* [Source document]:
Automatically updating assembly version from git

Originally when I started developing Rotorz Tile System I would update the version number of the assembly manually with each update. Despite the simplicity of this approach there were a couple of occasions where I would forget to bump to version in the “AssemblyInfo.cs” files or in the readme file. I improved this workflow by automating the updating of these version numbers from the most recent semver encoded git tag along with the hash of the most recent commit.

Due to a limitation with Unity I was originally forced to input the version number into a ProductInfo class because on some platforms compiled games were completely crashing when trying to access the assembly version with the traditional .NET / Mono approach.

* [Given information]:
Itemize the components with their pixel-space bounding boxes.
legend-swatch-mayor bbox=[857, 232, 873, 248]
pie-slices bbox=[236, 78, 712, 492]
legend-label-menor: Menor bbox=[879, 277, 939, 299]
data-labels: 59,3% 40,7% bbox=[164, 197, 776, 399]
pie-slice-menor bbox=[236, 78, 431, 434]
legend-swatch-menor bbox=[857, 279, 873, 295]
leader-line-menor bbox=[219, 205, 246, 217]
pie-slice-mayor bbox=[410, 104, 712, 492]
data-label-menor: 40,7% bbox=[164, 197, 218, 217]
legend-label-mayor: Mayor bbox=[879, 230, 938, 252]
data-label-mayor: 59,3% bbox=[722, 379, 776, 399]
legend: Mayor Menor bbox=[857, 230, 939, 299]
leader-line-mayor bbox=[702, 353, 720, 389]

* [What to produce]:
Extend the post about assembly versions from git, starting after its last sentence. The items have no connection to the post about assembly versions from git.

* [Task answer]:
I decided to automate this using node.js using the nunjucks template engine to render the “AssemblyInfo.cs” and “ProductInfo.cs” source files. I added a “PreBuildProject” project to the “Rotorz Tile System” solution which is built before any of the other projects allowing it to output .cs source files:

Screenshot of PreBuildProject with pre-build events

The latest version tag is accessed using the following command:

git describe --match v[0-9]* --abbrev=0

Since the version tags follow the semver guidelines it is easy to extract the various parts of the version number so that they can be written out to the “AssemblyInfo.cs” and “ProductInfo.cs” source files using nunjucks templates like the following:

// Template for AssemblyInfo.cs
using System.Reflection;

#if DEBUG
[assembly: AssemblyConfiguration("Debug")]
#else
[assembly: AssemblyConfiguration("Release")]
#endif

[assembly: AssemblyCompany("{{ product.company.name }}")]
[assembly: AssemblyProduct("{{ product.name }}")]
[assembly: AssemblyCopyright("{{ product.copyright }}")]
[assembly: AssemblyTrademark("{{ product.company.trademark }}")]
[assembly: AssemblyCulture("")]
[assembly: AssemblyVersion("0.0.0.0")]
[assembly: AssemblyFileVersion("{{ version.major }}.{{ version.minor }}.{{ version.patch }}")]
[assembly: AssemblyInformationalVersion("{{ version.informational }}")]

In the above you may be wondering why AssemblyVersion is hard-coded to be “0.0.0.0”. This is actually a dirty hack to workaround complete breakage in other peoples assets each time a new update is released for “Rotorz Tile System”. Unity actually uses the exact same trick with its “UnityEngine.dll” and “UnityEditor.dll” assemblies to reduce friction between updates.

// Main part of the template for ProductInfo.cs
public static class ProductInfo
{
    /// <summary>
    /// Gets the name of this product.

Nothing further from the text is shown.